▶ **Stated goal**
Return only these lines: the one that contains "Decode this image" and every line after it through the end of the listing, exactly, without pictures.

━━━ Records for this task ━━━

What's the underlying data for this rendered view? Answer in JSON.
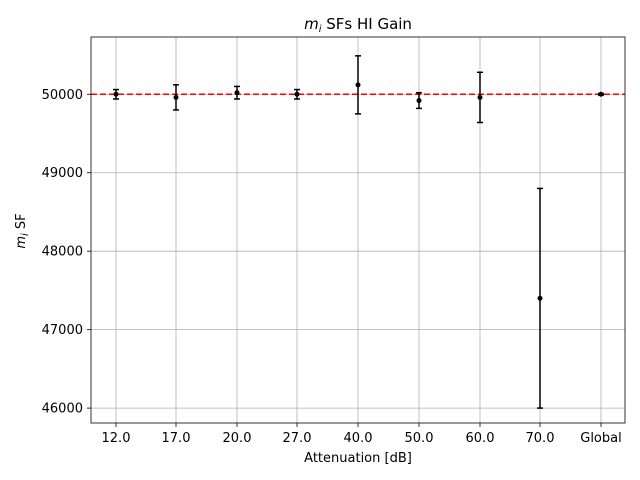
{
  "chart_data": {
    "type": "scatter",
    "title_var": "m",
    "title_sub": "i",
    "title_rest": " SFs HI Gain",
    "xlabel": "Attenuation [dB]",
    "ylabel_var": "m",
    "ylabel_sub": "i",
    "ylabel_rest": " SF",
    "categories": [
      "12.0",
      "17.0",
      "20.0",
      "27.0",
      "40.0",
      "50.0",
      "60.0",
      "70.0",
      "Global"
    ],
    "values": [
      50000,
      49960,
      50020,
      50000,
      50120,
      49920,
      49960,
      47400,
      50000
    ],
    "errors": [
      60,
      160,
      80,
      60,
      370,
      100,
      320,
      1400,
      10
    ],
    "reference_line": 50000,
    "ylim": [
      45810,
      50730
    ],
    "yticks": [
      46000,
      47000,
      48000,
      49000,
      50000
    ],
    "grid": true,
    "colors": {
      "points": "#000000",
      "reference_line": "#ff0000",
      "grid": "#b0b0b0"
    }
  }
}
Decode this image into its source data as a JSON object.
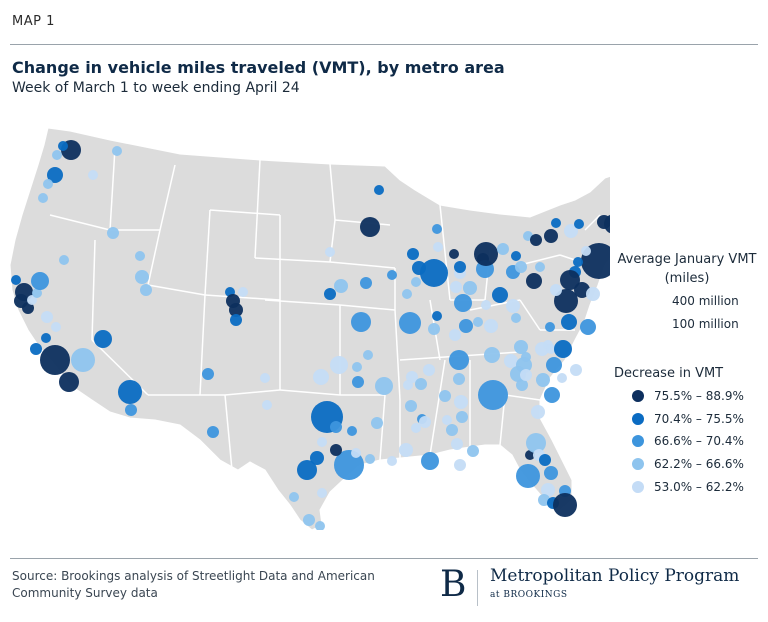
{
  "header": {
    "kicker": "MAP 1",
    "title": "Change in vehicle miles traveled (VMT), by metro area",
    "subtitle": "Week of March 1 to week ending April 24"
  },
  "legend": {
    "size_title": "Average January VMT (miles)",
    "size_large_label": "400 million",
    "size_small_label": "100 million",
    "color_title": "Decrease in VMT",
    "bins": [
      {
        "label": "75.5% – 88.9%",
        "color": "#0d2f5e"
      },
      {
        "label": "70.4% – 75.5%",
        "color": "#0a6bc2"
      },
      {
        "label": "66.6% – 70.4%",
        "color": "#3d95dd"
      },
      {
        "label": "62.2% – 66.6%",
        "color": "#8ec4ee"
      },
      {
        "label": "53.0% – 62.2%",
        "color": "#c4dcf6"
      }
    ]
  },
  "map": {
    "land_color": "#dcdcdc",
    "border_color": "#ffffff"
  },
  "footer": {
    "source": "Source: Brookings analysis of Streetlight Data and American Community Survey data",
    "brand_letter": "B",
    "brand_name": "Metropolitan Policy Program",
    "brand_sub": "at BROOKINGS"
  }
}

━━━

▶ **Answer for this exercise**
Decode this image into its source data as a JSON object.
{
  "header": {
    "kicker": "MAP 1",
    "title": "Change in vehicle miles traveled (VMT), by metro area",
    "subtitle": "Week of March 1 to week ending April 24"
  },
  "legend": {
    "size_title": "Average January VMT (miles)",
    "size_large_label": "400 million",
    "size_small_label": "100 million",
    "color_title": "Decrease in VMT",
    "bins": [
      {
        "label": "75.5% – 88.9%",
        "color": "#0d2f5e"
      },
      {
        "label": "70.4% – 75.5%",
        "color": "#0a6bc2"
      },
      {
        "label": "66.6% – 70.4%",
        "color": "#3d95dd"
      },
      {
        "label": "62.2% – 66.6%",
        "color": "#8ec4ee"
      },
      {
        "label": "53.0% – 62.2%",
        "color": "#c4dcf6"
      }
    ]
  },
  "map": {
    "land_color": "#dcdcdc",
    "border_color": "#ffffff"
  },
  "footer": {
    "source": "Source: Brookings analysis of Streetlight Data and American Community Survey data",
    "brand_letter": "B",
    "brand_name": "Metropolitan Policy Program",
    "brand_sub": "at BROOKINGS"
  }
}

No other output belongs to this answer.